» Given request:
Scan the entries below for the word "LoginView". Copy each line that has it.

» Data excerpts:
★ ★ ★ ★

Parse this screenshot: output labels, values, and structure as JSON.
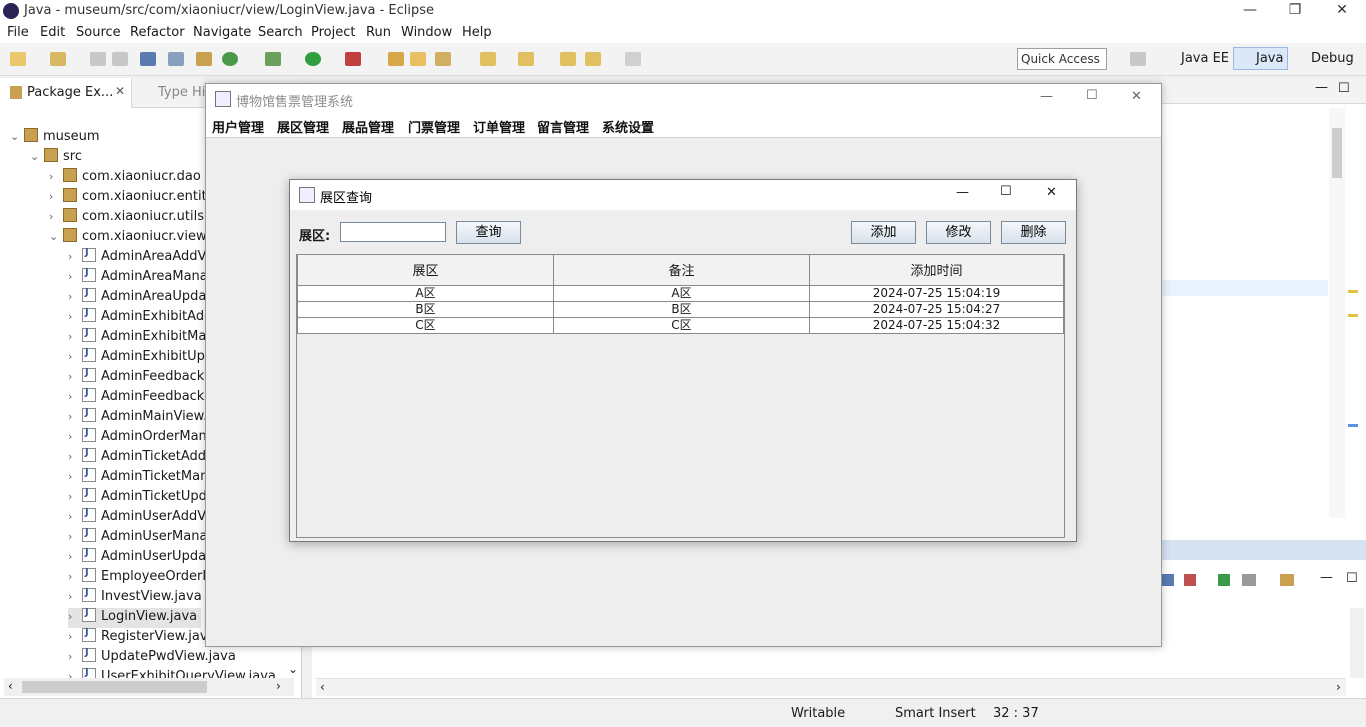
{
  "eclipse": {
    "title": "Java - museum/src/com/xiaoniucr/view/LoginView.java - Eclipse",
    "menu": [
      "File",
      "Edit",
      "Source",
      "Refactor",
      "Navigate",
      "Search",
      "Project",
      "Run",
      "Window",
      "Help"
    ],
    "quick_access": "Quick Access",
    "perspectives": [
      "Java EE",
      "Java",
      "Debug"
    ],
    "tabs": {
      "package_explorer": "Package Ex...",
      "type_hierarchy": "Type Hie"
    },
    "tree": {
      "project": "museum",
      "src": "src",
      "packages": [
        "com.xiaoniucr.dao",
        "com.xiaoniucr.entity",
        "com.xiaoniucr.utils",
        "com.xiaoniucr.view"
      ],
      "files": [
        "AdminAreaAddVi",
        "AdminAreaManag",
        "AdminAreaUpdat",
        "AdminExhibitAdd",
        "AdminExhibitMan",
        "AdminExhibitUpd",
        "AdminFeedbackM",
        "AdminFeedbackR",
        "AdminMainView.j",
        "AdminOrderMana",
        "AdminTicketAddV",
        "AdminTicketMana",
        "AdminTicketUpda",
        "AdminUserAddVi",
        "AdminUserManag",
        "AdminUserUpdat",
        "EmployeeOrderM",
        "InvestView.java",
        "LoginView.java",
        "RegisterView.java",
        "UpdatePwdView.java",
        "UserExhibitQueryView.java"
      ]
    },
    "status": {
      "writable": "Writable",
      "insert": "Smart Insert",
      "position": "32 : 37"
    }
  },
  "app": {
    "title": "博物馆售票管理系统",
    "menu": [
      "用户管理",
      "展区管理",
      "展品管理",
      "门票管理",
      "订单管理",
      "留言管理",
      "系统设置"
    ]
  },
  "dialog": {
    "title": "展区查询",
    "search_label": "展区:",
    "search_value": "",
    "buttons": {
      "query": "查询",
      "add": "添加",
      "edit": "修改",
      "delete": "删除"
    },
    "table": {
      "headers": [
        "展区",
        "备注",
        "添加时间"
      ],
      "rows": [
        [
          "A区",
          "A区",
          "2024-07-25 15:04:19"
        ],
        [
          "B区",
          "B区",
          "2024-07-25 15:04:27"
        ],
        [
          "C区",
          "C区",
          "2024-07-25 15:04:32"
        ]
      ]
    }
  }
}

★ ★ ★ ★

» Problem solution:
    "title": "Java - museum/src/com/xiaoniucr/view/LoginView.java - Eclipse",
        "LoginView.java",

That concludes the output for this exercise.